Problems to solve:
1. In the project page on Cardiff International White Water, what was the total cost of the new centre?
2. Extend the project page on Cardiff International White Water with a few sentences that follow on from its last sentence.

Excerpt provided:
+===+

Back to previous page Cardiff International White Water - Canoe Slalom and White Water Rafting Centre

Work TypeCivil Engineering
SectorCoastal and River
StatusCompleted
LocationCardiff International Sports Village
ClientCardiff County Council
Client Project ManagerCardiff International Sports Village
ArchitectS&P Architects
EngineerHyder Consulting
DesignerHydroStadium
SurveyorChandler KBS
ContractorsDean & Dyball Civil Engineering
Contract Period68 weeks


Cardiff International White Water (CIWW) is the very first on-demand white water rafting facility in the UK. The project was the design and construction of an olympic-standard canoe slalom and white water rafting centre built on an area of remediated land in Cardiff International Sports Village.

 
Full length of CIWW course

Costing a total of £13.3m, the new centre (opened to the public 27 March 2010) provides Wales with the UK’s first olympic-standard pumped water canoe slalom course, providing canoeing and white water rafting facilities ranging from recreational to full international and Olympic competition use.

Design was by French company HydroStadium, who designed similar courses used at the Sydney, Athens and Beijing Olympics.

Its completion allows the facility to be used as a centre of excellence well in advance of the 2012 Olympic and Paralympic Games, and enable Cardiff to host international teams in need of suitable training facilities. Once fully established it is expected to attract as many as 50,000 users a year.

+===+

Data excerpts:
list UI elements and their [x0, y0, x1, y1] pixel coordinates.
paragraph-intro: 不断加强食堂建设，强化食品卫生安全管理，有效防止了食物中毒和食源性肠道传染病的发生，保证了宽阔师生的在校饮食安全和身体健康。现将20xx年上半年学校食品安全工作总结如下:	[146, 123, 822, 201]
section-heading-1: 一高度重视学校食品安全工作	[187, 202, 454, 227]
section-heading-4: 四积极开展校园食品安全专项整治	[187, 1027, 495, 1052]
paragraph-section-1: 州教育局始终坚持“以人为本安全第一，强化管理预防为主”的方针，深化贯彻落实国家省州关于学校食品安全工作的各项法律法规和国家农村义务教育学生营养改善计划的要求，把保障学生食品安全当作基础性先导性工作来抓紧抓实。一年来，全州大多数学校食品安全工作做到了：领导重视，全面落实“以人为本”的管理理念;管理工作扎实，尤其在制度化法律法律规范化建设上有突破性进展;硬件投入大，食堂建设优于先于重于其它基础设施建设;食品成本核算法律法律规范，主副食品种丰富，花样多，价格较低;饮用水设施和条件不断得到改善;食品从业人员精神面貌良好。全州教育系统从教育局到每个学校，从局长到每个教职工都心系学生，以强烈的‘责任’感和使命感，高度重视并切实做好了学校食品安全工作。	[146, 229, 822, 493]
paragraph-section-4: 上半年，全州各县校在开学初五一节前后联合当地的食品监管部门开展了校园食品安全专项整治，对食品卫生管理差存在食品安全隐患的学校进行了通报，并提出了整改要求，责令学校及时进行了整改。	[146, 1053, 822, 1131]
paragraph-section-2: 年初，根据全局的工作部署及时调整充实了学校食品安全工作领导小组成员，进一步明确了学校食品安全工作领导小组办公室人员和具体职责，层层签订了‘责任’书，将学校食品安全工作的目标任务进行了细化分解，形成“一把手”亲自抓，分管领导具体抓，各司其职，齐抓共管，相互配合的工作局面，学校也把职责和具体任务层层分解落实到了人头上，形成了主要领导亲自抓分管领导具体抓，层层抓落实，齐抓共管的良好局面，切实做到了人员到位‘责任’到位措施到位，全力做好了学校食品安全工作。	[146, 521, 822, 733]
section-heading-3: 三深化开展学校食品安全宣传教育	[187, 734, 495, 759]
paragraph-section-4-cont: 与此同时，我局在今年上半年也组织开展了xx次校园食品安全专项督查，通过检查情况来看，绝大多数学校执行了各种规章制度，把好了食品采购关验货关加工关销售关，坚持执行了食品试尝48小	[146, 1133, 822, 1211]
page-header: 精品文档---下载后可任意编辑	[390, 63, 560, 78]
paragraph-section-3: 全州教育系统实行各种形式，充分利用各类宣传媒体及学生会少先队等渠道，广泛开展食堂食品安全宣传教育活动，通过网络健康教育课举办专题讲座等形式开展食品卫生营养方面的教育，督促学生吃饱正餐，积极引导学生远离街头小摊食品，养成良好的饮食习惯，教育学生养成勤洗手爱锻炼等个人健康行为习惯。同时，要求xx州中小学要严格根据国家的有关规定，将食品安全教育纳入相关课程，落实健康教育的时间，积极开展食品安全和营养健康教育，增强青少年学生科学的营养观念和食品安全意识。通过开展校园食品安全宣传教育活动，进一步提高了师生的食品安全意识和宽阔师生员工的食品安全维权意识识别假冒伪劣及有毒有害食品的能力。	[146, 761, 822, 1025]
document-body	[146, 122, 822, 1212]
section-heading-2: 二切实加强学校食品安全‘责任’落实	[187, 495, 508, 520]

+===+

Answers for this exercise:
1. £13.3m

2.
In terms of its construction, water for the course has been impounded from the River Ely by driving a 250 linear metre combination piled wall, using 20 metre long sheet and tubular piles.

Water is pumped from the impounded area via a reinforced concrete pumping station, constructed in a temporary cofferdam in the river, thus generating the required head for the water to flow into the pre-cast, piled reinforced concrete conveyor channel and reinforced concrete starting pool, before continuing its flow down the 14 metre wide reinforced concrete slalom course trough. Water flows down the 214 metre long articulated jointed channel at a gradient of 1:5 before discharging back into the impounded area.

Changing and control facilities are housed in a pre-cast, piled, two storey steel framed and clad building.

The project has been challenging for the diversity of the work, the small physical footprint of the scheme (which in turn lead to logistical issues), and the highly sensitive nature of the surrounding environment. It was registered with Constructing Excellence Wales as Demonstration Project in Best Practice; the first of the projects on the International Sports Village to have been registered with the scheme.